◆ **EXERCISE INSTRUCTIONS**
Report every line below that holds the word "desc".

◆ **TASK INPUT**
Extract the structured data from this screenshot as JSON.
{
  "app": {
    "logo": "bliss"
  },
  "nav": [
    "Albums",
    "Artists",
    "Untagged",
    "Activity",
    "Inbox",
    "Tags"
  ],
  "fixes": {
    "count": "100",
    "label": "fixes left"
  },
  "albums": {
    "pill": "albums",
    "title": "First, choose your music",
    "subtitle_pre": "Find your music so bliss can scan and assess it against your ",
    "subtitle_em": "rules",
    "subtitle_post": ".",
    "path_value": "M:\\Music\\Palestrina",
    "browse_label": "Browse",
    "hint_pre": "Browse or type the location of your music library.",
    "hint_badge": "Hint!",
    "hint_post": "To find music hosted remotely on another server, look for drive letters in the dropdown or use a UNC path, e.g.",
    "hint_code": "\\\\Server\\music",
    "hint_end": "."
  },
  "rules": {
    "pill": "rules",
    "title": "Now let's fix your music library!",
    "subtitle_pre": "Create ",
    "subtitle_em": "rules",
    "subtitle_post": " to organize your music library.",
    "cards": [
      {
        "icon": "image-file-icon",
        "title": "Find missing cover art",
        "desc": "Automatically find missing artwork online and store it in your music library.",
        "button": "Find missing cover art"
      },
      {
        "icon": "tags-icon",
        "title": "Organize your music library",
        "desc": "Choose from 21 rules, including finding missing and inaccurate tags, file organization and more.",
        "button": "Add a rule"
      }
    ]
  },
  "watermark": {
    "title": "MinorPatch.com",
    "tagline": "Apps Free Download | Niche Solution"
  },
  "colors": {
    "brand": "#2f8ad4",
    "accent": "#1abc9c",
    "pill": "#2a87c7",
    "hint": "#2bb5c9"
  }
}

◆ **SOLUTION FOR THIS EXERCISE**
        "desc": "Automatically find missing artwork online and store it in your music library.",
        "desc": "Choose from 21 rules, including finding missing and inaccurate tags, file organization and more.",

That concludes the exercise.